## Exercise objective
Extract all of the data and reproduce it precisely.

## Exercise data
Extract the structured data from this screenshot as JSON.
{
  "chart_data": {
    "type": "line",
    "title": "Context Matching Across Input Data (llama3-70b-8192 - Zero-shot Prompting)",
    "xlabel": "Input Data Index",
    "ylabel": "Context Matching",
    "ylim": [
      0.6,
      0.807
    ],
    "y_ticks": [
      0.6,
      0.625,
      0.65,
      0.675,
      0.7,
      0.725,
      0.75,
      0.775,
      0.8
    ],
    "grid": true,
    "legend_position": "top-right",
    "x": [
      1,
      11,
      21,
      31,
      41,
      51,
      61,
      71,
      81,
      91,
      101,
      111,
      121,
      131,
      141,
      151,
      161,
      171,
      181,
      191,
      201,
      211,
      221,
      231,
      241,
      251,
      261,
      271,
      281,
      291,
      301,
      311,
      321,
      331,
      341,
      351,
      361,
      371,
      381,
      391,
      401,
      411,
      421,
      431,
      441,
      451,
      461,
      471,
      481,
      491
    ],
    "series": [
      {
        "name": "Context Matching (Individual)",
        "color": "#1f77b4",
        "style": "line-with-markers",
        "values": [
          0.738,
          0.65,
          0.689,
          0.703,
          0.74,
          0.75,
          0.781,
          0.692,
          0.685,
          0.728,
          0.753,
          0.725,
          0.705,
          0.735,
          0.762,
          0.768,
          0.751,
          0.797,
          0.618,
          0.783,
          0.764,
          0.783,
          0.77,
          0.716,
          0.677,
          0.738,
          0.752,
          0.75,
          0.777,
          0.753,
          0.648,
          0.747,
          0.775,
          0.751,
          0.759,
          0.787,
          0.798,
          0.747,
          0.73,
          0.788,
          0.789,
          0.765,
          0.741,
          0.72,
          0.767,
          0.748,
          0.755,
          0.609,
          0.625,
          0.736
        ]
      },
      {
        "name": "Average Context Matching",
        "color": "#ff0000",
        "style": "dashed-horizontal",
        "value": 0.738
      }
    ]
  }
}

## Finished exercise
Extract the structured data from this screenshot as JSON.
{
  "chart_data": {
    "type": "line",
    "title": "Context Matching Across Input Data (llama3-70b-8192 - Zero-shot Prompting)",
    "xlabel": "Input Data Index",
    "ylabel": "Context Matching",
    "ylim": [
      0.6,
      0.807
    ],
    "y_ticks": [
      0.6,
      0.625,
      0.65,
      0.675,
      0.7,
      0.725,
      0.75,
      0.775,
      0.8
    ],
    "grid": true,
    "legend_position": "top-right",
    "x": [
      1,
      11,
      21,
      31,
      41,
      51,
      61,
      71,
      81,
      91,
      101,
      111,
      121,
      131,
      141,
      151,
      161,
      171,
      181,
      191,
      201,
      211,
      221,
      231,
      241,
      251,
      261,
      271,
      281,
      291,
      301,
      311,
      321,
      331,
      341,
      351,
      361,
      371,
      381,
      391,
      401,
      411,
      421,
      431,
      441,
      451,
      461,
      471,
      481,
      491
    ],
    "series": [
      {
        "name": "Context Matching (Individual)",
        "color": "#1f77b4",
        "style": "line-with-markers",
        "values": [
          0.738,
          0.65,
          0.689,
          0.703,
          0.74,
          0.75,
          0.781,
          0.692,
          0.685,
          0.728,
          0.753,
          0.725,
          0.705,
          0.735,
          0.762,
          0.768,
          0.751,
          0.797,
          0.618,
          0.783,
          0.764,
          0.783,
          0.77,
          0.716,
          0.677,
          0.738,
          0.752,
          0.75,
          0.777,
          0.753,
          0.648,
          0.747,
          0.775,
          0.751,
          0.759,
          0.787,
          0.798,
          0.747,
          0.73,
          0.788,
          0.789,
          0.765,
          0.741,
          0.72,
          0.767,
          0.748,
          0.755,
          0.609,
          0.625,
          0.736
        ]
      },
      {
        "name": "Average Context Matching",
        "color": "#ff0000",
        "style": "dashed-horizontal",
        "value": 0.738
      }
    ]
  }
}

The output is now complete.